Excerpt:
==================================================

Charli XCX is making a trip to the Sundance Film Festival in January. The pop singer-songwriter appears in three films premiering at the 2026 festival, including a mockumentary that she produced and stars in. Programmers on Wednesday unveiled a lineup of 90 feature films set for the festival’s last hurrah in Park City, Utah.
The slate includes documentaries on basketball great Brittney Griner, Nelson Mandela, Salman Rushdie, Courtney Love and Billie Jean King. There are starry features with the likes of Natalie Portman, Jenna Ortega, Seth Rogen, Channing Tatum, Danielle Brooks, Olivia Colman, Da’Vine Joy Randolph, Alexander Skarsgård and Ethan Hawke. Olivia Wilde directs her first feature since “Don’t Worry Darling,” in “The Invite.” Judd Apatow chronicles comedian Maria Bamford’s mental health journey. And Gregg Araki will be back in Park City with a restoration of his 2004 coming-of-age drama “Mysterious Skin” and a new film as well.
“It’s a broad, eclectic and bold program,” Sundance public programming director Eugene Hernandez told The Associated Press. He said the lineup for the festival's final year in Park City “really honors that well with this mixture of new, exciting voices paired with some really, really great familiar faces from Sundances past that I think will create a great alchemy for this really unique edition in Utah.”
Ever a festival of discovery, of the 90 features culled from 4,255 submissions, 40% are from first-time directors. The programmers laugh when they hear people say things like “that’s a Sundance movie,” as if it’s one, easily categorizable thing.
“I look at the films in this program and say, ‘You tell me what a Sundance film is’ because they’re so different,” said programmer John Nein.
Three Charli XCX movies
Charli XCX plays a rising pop star prepping for her first arena tour in the mockumentary “The Moment,” which Hernandez said is “like her version of ‘This is Spinal Tap’.” She also appears in Araki’s “I Want Your Sex,” in which Cooper Hoffman plays an intern who gets wrapped up in the world of an artist and provocateur (Wilde). And she’s among the ensemble of “The Gallerist.”
“There’s a sense of humor that she has about herself and her work, but also a creativity and a star quality that is apparent. I mean, she is magnetic on the screen,” Hernandez said. “It’s great to have someone who represents sort of a next generation of creativity embracing the world that we inhabit.”
Some great comedies
This year’s slate includes more than a few exciting comedies in unexpected places. Cathy Yan directed and co-wrote “The Gallerist,” a satirical look at the art world and attempting to sell a corpse at Art Basel Miami, with a large ensemble including Portman, Ortega, Sterling K. Brown and Zach Galifianakis. David Wain also has “Gail Daughtry and the Celebrity Sex Pass” about a woman out to even the score after her fiance uses the “free pass,” starring Zoey Deutch and Jon Hamm.

==================================================

Problems:
[1] Reproduce the Sundance lineup article word for word, everything from "Charli XCX is" down to "Park City, Utah.".
[2] Take the article on the Sundance 2026 lineup further, picking up after its final sentence.

Records from a collection
==================================================

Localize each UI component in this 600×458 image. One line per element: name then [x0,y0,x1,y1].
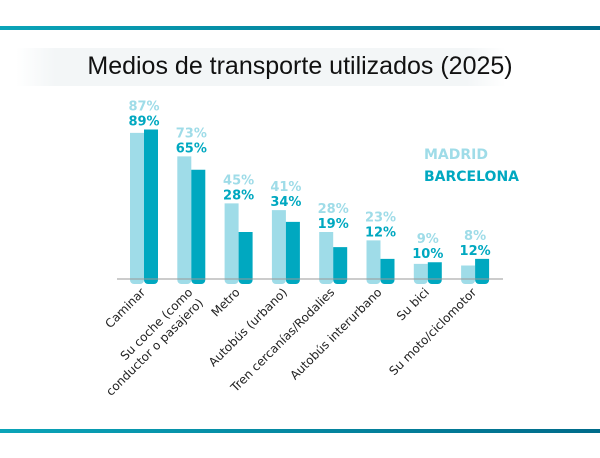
title-band [16,48,506,86]
bar-madrid [319,231,334,284]
category-label: Autobús (urbano) [206,285,290,369]
bar-barcelona [285,221,300,284]
bar-barcelona [475,258,490,284]
category-label: Su moto/ciclomotor [386,285,479,378]
category-label: Metro [208,285,242,319]
bar-madrid [130,132,144,284]
value-label-barcelona: 10% [412,247,443,262]
value-label-madrid: 23% [365,210,396,225]
value-label-madrid: 9% [417,232,439,247]
value-label-madrid: 41% [270,180,301,195]
value-label-barcelona: 89% [128,114,159,129]
legend-madrid: MADRID [424,147,488,163]
value-label-barcelona: 12% [365,225,396,240]
bar-madrid [271,210,286,284]
category-label-line: Autobús (urbano) [206,285,290,369]
category-label: Su coche (comoconductor o pasajero) [93,285,206,398]
value-label-barcelona: 28% [223,188,254,203]
chart-title: Medios de transporte utilizados (2025) [87,52,513,80]
bar-madrid [366,240,381,284]
legend-barcelona: BARCELONA [424,169,519,185]
value-label-madrid: 45% [223,173,254,188]
value-label-madrid: 28% [318,202,349,217]
category-label-line: Su moto/ciclomotor [386,285,479,378]
bar-madrid [461,265,476,284]
bar-barcelona [238,231,253,284]
value-label-madrid: 73% [176,126,207,141]
value-label-madrid: 87% [128,99,159,114]
bar-madrid [413,263,428,284]
category-label: Su bici [394,285,432,323]
category-label-line: Metro [208,285,242,319]
category-label: Autobús interurbano [287,285,384,382]
value-label-barcelona: 19% [318,217,349,232]
category-label-line: Autobús interurbano [287,285,384,382]
value-label-barcelona: 34% [270,195,301,210]
bottom-rule [0,429,600,433]
category-label-line: Su bici [394,285,432,323]
bar-barcelona [380,258,395,284]
bar-madrid [224,203,239,284]
value-label-madrid: 8% [464,229,486,244]
category-label-line: Caminar [102,285,148,331]
bar-barcelona [333,247,348,284]
top-rule [0,26,600,30]
value-label-barcelona: 65% [176,141,207,156]
category-label: Caminar [102,285,148,331]
bar-barcelona [191,169,206,284]
bar-barcelona [144,129,158,284]
bar-barcelona [427,262,442,284]
bar-madrid [177,156,192,284]
value-label-barcelona: 12% [460,244,491,259]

==================================================

Task-by-task answers:
[1]
Charli XCX is making a trip to the Sundance Film Festival in January. The pop singer-songwriter appears in three films premiering at the 2026 festival, including a mockumentary that she produced and stars in. Programmers on Wednesday unveiled a lineup of 90 feature films set for the festival’s last hurrah in Park City, Utah.

[2]
Programmer Kim Yutani said she thinks “Wicker,” about a woman who asks a basket maker to weave her a husband, starring Colman and Skarsgård, will be a big crowd pleaser.
Other standouts are Jay Duplass’s grief-themed “See You When I See You,” with Cooper Raiff and David Duchovny, “Ha-Chan, Shake Your Booty!” set inside Tokyo’s ballroom dance scene and Wilde’s “The Invite,” about a crumbling marriage in which she stars alongside Rogen.
“They are finding comedy in some of the toughest places,” Nein said.
In the Midnight section, there’s “Buddy,” from “Too Many Cooks” creator Casper Kelly, about a girl who has to escape a kids TV show. There are some quirky, humorous documentaries too, including “Joybubbles” and John Wilson’s “The History of Concrete.”
Timely documentaries at Sundance
Sundance has become famous for its documentary programming, many of which go on to be nominated for and win Oscars. This year is likely to be no different.
“Across the board, both in the U.S. and internationally, you have a program that deals with the world where it is right now,” Nein said. “These documentaries, they're incredibly sophisticated, they’re very mindful of how complex world issues are, and they bring you into that process.”
One that might make waves is “When A Witness Recants,” in which author Ta-Nehisi Coates revisits the case of the 1983 murder of a boy in his Baltimore middle school and learns the truth. “American Doctor” follows three professionals trying to help in Gaza. “All About the Money” looks at heir-turned -communist Fergie Chambers. Daniel Roher and Charlie Tyrell take on artificial intelligence in “The AI Doc: Or How I Became an Apocaloptimist” and “Sentient” is about animal testing.
“A lot of them are sort of optimistic in one sense, in that they’re about people power,” Nein said. “It’s about the power of community to affect change, the power of one person who you haven’t heard of necessarily.”
Those include “Jane Elliott Against the World,” about an Iowa schoolteacher who taught anti-discrimination in 1968, and “Seized,” about the police raid on the Marion County Record in Kansas.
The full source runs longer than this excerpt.